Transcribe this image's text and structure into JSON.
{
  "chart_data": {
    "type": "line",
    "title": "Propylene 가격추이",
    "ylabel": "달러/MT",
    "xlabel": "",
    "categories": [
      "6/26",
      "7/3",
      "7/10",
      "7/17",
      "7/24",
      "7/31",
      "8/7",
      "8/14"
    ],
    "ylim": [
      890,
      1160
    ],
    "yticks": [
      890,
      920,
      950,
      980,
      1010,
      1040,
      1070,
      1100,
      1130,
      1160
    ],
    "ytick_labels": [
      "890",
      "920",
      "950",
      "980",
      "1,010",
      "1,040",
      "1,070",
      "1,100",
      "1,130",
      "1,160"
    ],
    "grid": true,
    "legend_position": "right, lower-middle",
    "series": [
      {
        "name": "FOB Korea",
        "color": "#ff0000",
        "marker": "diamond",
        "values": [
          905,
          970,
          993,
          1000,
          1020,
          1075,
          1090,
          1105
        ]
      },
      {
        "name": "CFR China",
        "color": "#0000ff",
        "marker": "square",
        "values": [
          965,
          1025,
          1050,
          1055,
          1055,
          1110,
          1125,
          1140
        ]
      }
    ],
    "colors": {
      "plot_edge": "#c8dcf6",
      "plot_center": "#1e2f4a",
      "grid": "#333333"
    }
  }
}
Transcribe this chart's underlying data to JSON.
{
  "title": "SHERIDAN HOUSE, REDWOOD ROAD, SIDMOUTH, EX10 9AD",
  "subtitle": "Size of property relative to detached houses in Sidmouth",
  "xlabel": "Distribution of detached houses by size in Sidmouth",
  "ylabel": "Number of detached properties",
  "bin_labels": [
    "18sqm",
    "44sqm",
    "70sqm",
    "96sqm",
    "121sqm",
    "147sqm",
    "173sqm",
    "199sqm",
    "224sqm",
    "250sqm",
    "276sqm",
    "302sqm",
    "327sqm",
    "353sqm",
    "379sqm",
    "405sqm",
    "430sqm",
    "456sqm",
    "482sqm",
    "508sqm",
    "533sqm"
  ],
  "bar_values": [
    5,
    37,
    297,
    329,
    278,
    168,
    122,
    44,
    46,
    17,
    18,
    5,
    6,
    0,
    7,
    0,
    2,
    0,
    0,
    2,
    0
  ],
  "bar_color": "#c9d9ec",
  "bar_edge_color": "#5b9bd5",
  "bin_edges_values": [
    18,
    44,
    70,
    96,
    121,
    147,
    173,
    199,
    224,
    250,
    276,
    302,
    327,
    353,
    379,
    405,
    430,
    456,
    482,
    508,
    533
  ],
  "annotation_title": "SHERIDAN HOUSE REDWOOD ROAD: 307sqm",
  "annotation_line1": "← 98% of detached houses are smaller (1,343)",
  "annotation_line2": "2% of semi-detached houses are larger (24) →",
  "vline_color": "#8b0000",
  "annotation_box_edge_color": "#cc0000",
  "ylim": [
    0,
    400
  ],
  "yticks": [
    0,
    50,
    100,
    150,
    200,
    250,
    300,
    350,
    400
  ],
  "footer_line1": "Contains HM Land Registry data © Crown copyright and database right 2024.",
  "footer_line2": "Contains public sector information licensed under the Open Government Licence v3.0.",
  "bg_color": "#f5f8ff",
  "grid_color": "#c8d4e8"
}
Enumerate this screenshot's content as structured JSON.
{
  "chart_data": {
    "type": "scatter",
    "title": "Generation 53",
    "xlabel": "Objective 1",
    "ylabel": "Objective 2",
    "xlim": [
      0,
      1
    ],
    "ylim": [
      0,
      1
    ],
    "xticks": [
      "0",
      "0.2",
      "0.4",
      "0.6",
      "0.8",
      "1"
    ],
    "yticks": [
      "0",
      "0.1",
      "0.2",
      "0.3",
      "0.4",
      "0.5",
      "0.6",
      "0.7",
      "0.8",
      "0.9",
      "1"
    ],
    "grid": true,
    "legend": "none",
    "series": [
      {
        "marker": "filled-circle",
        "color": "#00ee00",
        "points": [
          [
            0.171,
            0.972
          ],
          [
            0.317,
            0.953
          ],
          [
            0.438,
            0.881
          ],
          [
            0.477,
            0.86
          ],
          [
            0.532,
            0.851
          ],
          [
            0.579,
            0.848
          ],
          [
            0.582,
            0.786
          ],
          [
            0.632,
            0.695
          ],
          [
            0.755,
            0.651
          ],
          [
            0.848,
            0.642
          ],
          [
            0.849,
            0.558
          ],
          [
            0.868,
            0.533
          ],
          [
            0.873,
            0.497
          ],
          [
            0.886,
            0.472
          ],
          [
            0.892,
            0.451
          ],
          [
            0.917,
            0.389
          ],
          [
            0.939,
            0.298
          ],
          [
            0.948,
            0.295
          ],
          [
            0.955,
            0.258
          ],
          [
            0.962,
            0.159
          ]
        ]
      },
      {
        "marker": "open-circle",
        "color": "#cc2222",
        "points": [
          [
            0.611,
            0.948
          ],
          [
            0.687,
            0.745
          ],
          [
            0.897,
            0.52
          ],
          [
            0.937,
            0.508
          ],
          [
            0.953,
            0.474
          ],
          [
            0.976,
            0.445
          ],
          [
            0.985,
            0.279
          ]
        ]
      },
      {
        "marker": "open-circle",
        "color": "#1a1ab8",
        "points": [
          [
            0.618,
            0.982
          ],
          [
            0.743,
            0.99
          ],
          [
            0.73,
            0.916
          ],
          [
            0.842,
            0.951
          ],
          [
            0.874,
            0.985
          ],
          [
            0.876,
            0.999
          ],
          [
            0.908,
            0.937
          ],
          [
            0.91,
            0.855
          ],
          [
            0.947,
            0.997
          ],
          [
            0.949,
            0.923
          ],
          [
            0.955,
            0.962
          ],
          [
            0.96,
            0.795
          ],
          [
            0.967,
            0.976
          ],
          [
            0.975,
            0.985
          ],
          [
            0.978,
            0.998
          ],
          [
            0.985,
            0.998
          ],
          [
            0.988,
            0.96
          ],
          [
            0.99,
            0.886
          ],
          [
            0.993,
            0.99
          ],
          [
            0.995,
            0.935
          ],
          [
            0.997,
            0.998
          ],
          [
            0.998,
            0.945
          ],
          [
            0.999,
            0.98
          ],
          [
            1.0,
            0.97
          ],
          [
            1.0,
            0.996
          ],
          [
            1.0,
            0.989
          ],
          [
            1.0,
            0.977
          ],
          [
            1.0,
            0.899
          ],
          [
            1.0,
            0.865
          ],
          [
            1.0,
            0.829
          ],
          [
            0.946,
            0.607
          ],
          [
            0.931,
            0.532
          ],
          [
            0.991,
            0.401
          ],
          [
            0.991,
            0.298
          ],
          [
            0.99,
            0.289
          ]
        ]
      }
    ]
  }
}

____

• REQUIRED WORK
Identify the lines of the entries containing the string "Contains". Copy each such line.

• RESULT OF THIS EXERCISE
  "footer_line1": "Contains HM Land Registry data © Crown copyright and database right 2024.",
  "footer_line2": "Contains public sector information licensed under the Open Government Licence v3.0.",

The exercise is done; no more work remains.